Task statement: Word for word, transcribe the data below.

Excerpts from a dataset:
════
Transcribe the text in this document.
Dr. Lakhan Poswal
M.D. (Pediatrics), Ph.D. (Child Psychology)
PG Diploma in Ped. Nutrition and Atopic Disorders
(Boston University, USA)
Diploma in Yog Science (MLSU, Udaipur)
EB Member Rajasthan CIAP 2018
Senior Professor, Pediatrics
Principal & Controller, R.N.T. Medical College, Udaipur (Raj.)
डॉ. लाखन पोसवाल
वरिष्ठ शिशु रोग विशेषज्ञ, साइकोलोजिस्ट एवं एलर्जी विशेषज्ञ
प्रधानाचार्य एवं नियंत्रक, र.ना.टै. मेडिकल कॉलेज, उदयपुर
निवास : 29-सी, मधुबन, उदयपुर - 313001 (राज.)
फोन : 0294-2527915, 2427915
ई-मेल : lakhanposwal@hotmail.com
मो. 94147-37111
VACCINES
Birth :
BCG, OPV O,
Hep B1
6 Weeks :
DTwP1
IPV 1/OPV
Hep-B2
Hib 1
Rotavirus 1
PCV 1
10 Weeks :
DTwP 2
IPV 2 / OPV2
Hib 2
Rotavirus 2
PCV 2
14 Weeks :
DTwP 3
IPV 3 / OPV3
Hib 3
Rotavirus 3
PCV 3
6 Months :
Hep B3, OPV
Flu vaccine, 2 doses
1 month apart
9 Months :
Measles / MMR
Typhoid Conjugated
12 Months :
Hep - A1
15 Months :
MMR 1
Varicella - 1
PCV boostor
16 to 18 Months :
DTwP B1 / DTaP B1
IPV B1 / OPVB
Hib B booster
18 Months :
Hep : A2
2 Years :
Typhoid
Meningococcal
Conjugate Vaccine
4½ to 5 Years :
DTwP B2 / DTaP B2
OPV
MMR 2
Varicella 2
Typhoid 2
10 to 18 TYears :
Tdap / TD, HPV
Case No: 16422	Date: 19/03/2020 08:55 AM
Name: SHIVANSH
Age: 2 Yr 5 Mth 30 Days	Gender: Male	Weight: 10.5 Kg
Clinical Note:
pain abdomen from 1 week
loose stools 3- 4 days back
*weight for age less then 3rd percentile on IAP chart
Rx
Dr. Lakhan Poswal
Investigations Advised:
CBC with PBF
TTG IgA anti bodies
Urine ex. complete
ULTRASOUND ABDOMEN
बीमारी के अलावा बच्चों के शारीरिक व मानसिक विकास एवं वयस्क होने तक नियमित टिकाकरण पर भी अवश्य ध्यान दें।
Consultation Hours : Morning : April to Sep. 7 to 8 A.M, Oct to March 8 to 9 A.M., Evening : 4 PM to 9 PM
════
Solution for this exercise:
Transcribe the text in this document.
Dr. Lakhan Poswal
M.D. (Pediatrics), Ph.D. (Child Psychology)
PG Diploma in Ped. Nutrition and Atopic Disorders
(Boston University, USA)
Diploma in Yog Science (MLSU, Udaipur)
EB Member Rajasthan CIAP 2018
Senior Professor, Pediatrics
Principal & Controller, R.N.T. Medical College, Udaipur (Raj.)
डॉ. लाखन पोसवाल
वरिष्ठ शिशु रोग विशेषज्ञ, साइकोलोजिस्ट एवं एलर्जी विशेषज्ञ
प्रधानाचार्य एवं नियंत्रक, र.ना.टै. मेडिकल कॉलेज, उदयपुर
निवास : 29-सी, मधुबन, उदयपुर - 313001 (राज.)
फोन : 0294-2527915, 2427915
ई-मेल : lakhanposwal@hotmail.com
मो. 94147-37111
VACCINES
Birth :
BCG, OPV O,
Hep B1
6 Weeks :
DTwP1
IPV 1/OPV
Hep-B2
Hib 1
Rotavirus 1
PCV 1
10 Weeks :
DTwP 2
IPV 2 / OPV2
Hib 2
Rotavirus 2
PCV 2
14 Weeks :
DTwP 3
IPV 3 / OPV3
Hib 3
Rotavirus 3
PCV 3
6 Months :
Hep B3, OPV
Flu vaccine, 2 doses
1 month apart
9 Months :
Measles / MMR
Typhoid Conjugated
12 Months :
Hep - A1
15 Months :
MMR 1
Varicella - 1
PCV boostor
16 to 18 Months :
DTwP B1 / DTaP B1
IPV B1 / OPVB
Hib B booster
18 Months :
Hep : A2
2 Years :
Typhoid
Meningococcal
Conjugate Vaccine
4½ to 5 Years :
DTwP B2 / DTaP B2
OPV
MMR 2
Varicella 2
Typhoid 2
10 to 18 TYears :
Tdap / TD, HPV
Case No: 16422	Date: 19/03/2020 08:55 AM
Name: SHIVANSH
Age: 2 Yr 5 Mth 30 Days	Gender: Male	Weight: 10.5 Kg
Clinical Note:
pain abdomen from 1 week
loose stools 3- 4 days back
*weight for age less then 3rd percentile on IAP chart
Rx
Dr. Lakhan Poswal
Investigations Advised:
CBC with PBF
TTG IgA anti bodies
Urine ex. complete
ULTRASOUND ABDOMEN
बीमारी के अलावा बच्चों के शारीरिक व मानसिक विकास एवं वयस्क होने तक नियमित टिकाकरण पर भी अवश्य ध्यान दें।
Consultation Hours : Morning : April to Sep. 7 to 8 A.M, Oct to March 8 to 9 A.M., Evening : 4 PM to 9 PM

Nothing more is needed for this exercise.